:: Stated problem ::
Copy out the lines below without any change. Begin at the line that contains "category-label: „Bemüht sich" and stop after the line that contains "category-label: „Ohne Dietmar".

Layout element entries:
— BEGIN —

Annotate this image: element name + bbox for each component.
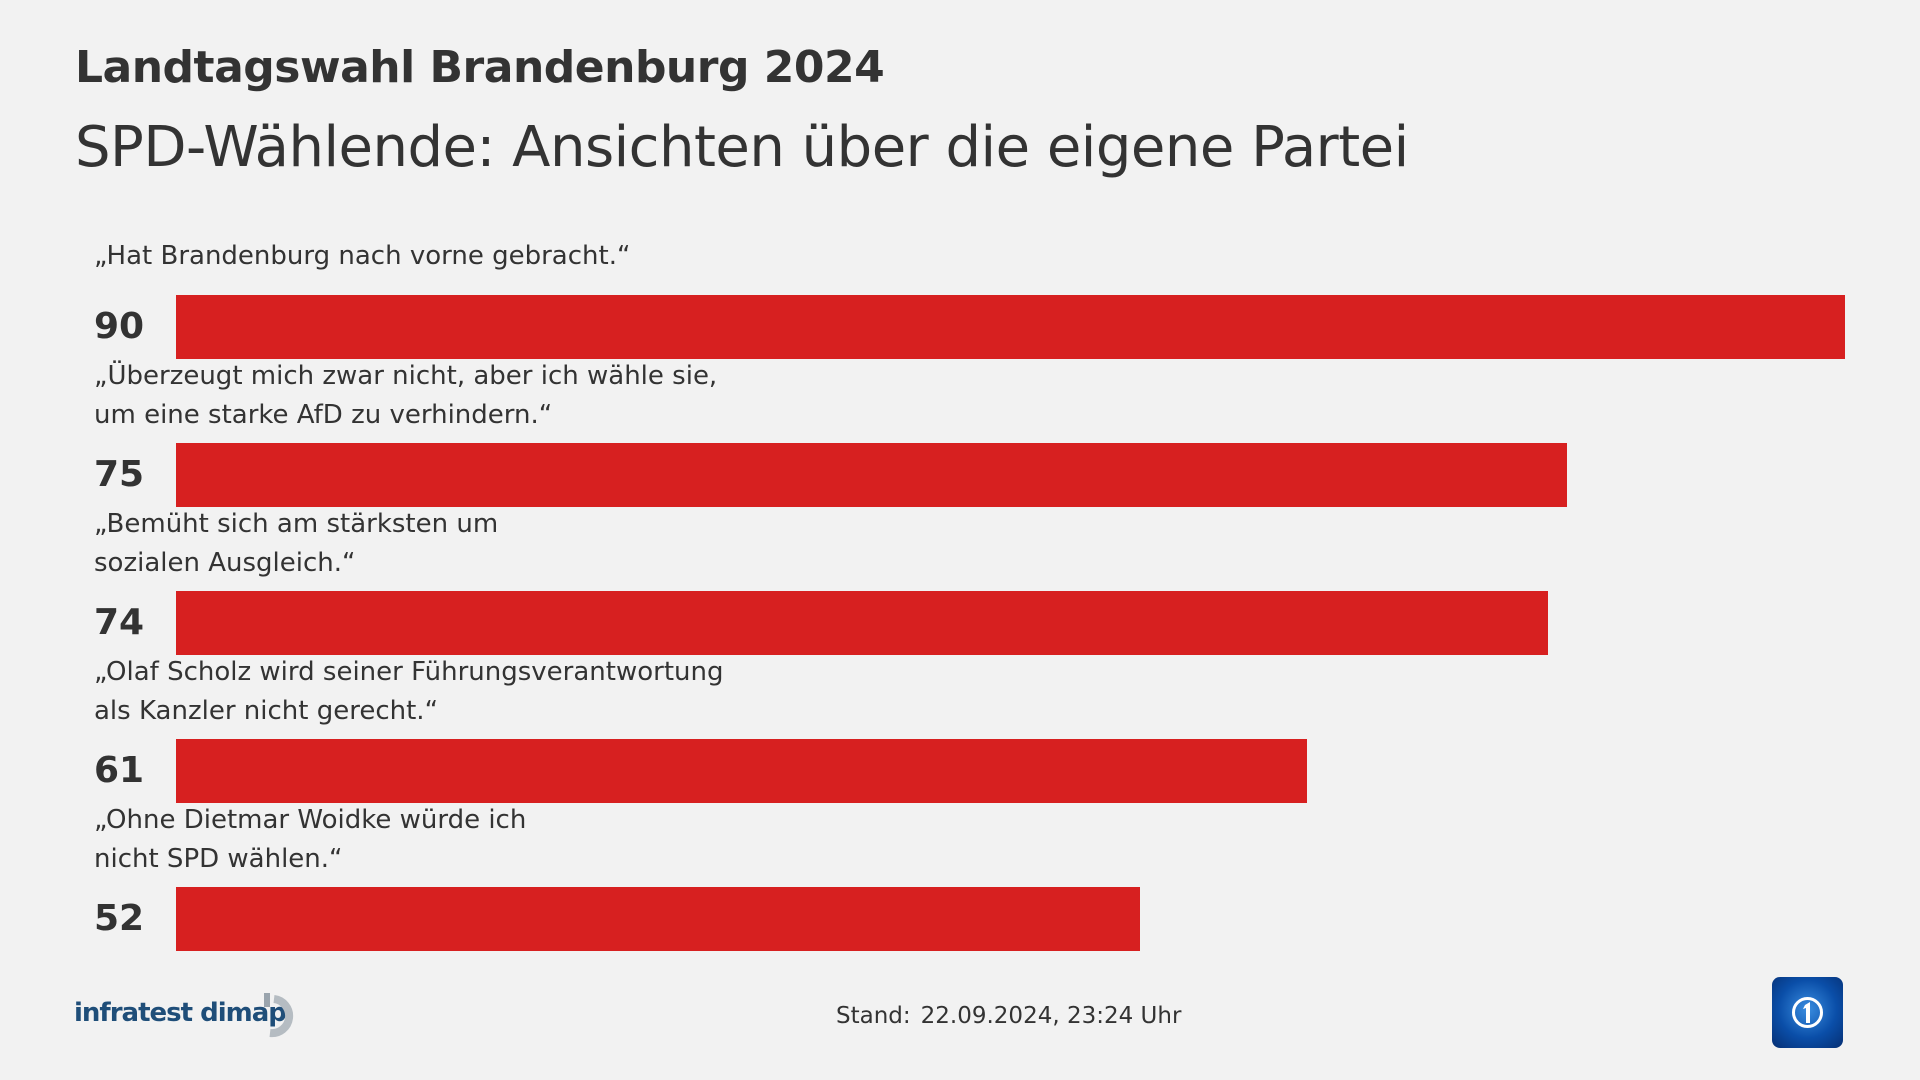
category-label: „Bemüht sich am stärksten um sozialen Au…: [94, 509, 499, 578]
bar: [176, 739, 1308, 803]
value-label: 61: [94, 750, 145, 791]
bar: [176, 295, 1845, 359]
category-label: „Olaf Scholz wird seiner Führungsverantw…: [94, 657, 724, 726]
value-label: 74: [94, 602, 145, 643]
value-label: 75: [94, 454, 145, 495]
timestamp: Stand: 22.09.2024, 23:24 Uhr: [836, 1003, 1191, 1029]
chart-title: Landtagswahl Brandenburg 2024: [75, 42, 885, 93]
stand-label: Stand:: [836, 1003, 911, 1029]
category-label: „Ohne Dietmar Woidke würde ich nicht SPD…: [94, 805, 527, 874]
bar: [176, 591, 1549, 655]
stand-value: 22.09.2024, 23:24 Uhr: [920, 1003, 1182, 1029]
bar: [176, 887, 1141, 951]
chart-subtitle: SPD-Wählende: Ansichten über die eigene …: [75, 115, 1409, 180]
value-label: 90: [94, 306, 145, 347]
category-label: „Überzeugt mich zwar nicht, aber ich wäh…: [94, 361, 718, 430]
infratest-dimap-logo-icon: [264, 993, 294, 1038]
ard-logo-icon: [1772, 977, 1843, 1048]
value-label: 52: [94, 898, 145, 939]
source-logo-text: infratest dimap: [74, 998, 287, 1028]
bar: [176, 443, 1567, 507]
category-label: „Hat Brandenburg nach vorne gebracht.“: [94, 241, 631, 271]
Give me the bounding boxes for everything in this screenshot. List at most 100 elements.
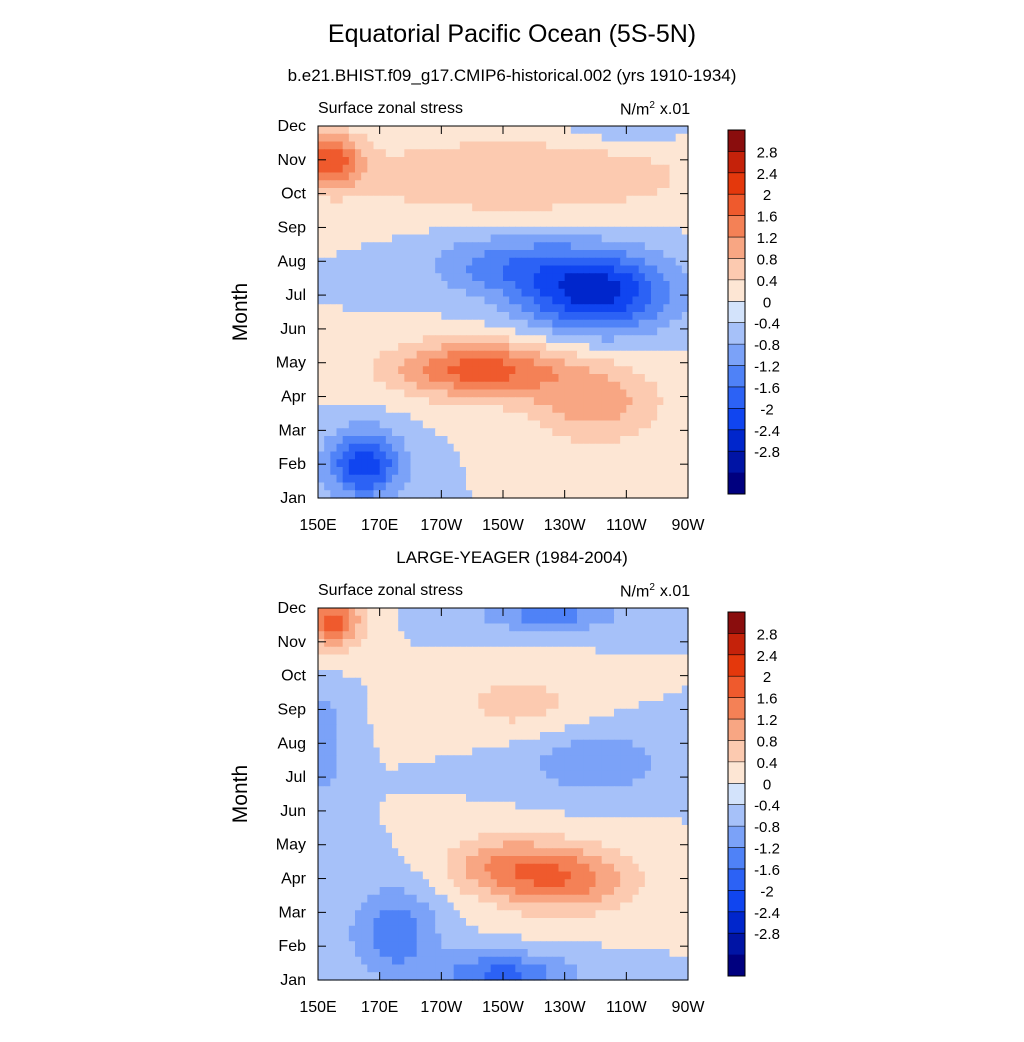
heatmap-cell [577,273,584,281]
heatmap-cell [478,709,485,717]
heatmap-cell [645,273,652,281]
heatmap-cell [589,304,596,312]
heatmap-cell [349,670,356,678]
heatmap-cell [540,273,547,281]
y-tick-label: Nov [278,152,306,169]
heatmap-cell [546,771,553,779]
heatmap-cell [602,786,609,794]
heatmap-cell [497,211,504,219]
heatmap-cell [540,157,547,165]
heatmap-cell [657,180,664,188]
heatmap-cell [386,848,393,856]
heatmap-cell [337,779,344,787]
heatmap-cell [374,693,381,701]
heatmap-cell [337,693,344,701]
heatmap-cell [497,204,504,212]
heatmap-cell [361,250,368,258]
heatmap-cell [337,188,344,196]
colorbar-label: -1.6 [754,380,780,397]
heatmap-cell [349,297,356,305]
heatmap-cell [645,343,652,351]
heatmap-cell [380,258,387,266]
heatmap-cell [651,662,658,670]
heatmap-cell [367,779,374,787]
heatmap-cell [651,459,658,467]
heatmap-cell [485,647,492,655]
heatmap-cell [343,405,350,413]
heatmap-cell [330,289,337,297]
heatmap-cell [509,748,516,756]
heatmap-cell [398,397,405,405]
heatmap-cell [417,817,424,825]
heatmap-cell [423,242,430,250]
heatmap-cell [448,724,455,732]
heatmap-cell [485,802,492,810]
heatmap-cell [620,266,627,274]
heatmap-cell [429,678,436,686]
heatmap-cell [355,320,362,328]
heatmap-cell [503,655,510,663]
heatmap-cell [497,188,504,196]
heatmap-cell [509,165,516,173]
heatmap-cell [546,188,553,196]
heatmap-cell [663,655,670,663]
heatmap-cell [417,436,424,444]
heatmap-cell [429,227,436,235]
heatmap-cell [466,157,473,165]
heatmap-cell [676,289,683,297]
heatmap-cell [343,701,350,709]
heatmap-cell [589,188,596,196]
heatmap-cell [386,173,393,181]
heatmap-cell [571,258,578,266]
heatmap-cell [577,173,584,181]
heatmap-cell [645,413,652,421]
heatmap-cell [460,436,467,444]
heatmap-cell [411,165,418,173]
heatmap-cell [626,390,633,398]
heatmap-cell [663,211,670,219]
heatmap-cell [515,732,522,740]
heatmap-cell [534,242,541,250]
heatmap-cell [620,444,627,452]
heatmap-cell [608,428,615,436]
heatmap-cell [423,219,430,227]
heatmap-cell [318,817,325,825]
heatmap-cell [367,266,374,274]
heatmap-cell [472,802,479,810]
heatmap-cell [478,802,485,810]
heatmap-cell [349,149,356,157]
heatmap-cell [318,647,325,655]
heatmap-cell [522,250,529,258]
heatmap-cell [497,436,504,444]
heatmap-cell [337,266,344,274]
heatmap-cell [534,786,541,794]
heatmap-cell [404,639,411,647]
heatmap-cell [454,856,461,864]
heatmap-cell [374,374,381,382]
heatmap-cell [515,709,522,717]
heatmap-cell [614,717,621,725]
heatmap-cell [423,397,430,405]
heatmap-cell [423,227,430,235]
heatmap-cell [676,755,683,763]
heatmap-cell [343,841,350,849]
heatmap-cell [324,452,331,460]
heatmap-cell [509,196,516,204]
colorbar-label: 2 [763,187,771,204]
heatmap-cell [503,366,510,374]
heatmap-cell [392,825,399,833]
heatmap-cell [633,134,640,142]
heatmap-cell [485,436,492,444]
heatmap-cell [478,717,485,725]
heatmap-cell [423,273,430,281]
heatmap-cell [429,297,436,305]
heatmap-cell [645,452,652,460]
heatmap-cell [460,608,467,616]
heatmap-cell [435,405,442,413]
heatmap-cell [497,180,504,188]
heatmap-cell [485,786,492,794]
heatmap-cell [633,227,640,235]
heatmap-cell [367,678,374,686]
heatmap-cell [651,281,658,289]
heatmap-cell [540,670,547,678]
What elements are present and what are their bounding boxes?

— END —

:: Response ::
category-label: „Bemüht sich am stärksten um sozialen Au…: [94, 509, 499, 578]
bar: [176, 739, 1308, 803]
value-label: 61: [94, 750, 145, 791]
bar: [176, 295, 1845, 359]
category-label: „Olaf Scholz wird seiner Führungsverantw…: [94, 657, 724, 726]
value-label: 74: [94, 602, 145, 643]
value-label: 75: [94, 454, 145, 495]
timestamp: Stand: 22.09.2024, 23:24 Uhr: [836, 1003, 1191, 1029]
chart-title: Landtagswahl Brandenburg 2024: [75, 42, 885, 93]
stand-label: Stand:: [836, 1003, 911, 1029]
category-label: „Ohne Dietmar Woidke würde ich nicht SPD…: [94, 805, 527, 874]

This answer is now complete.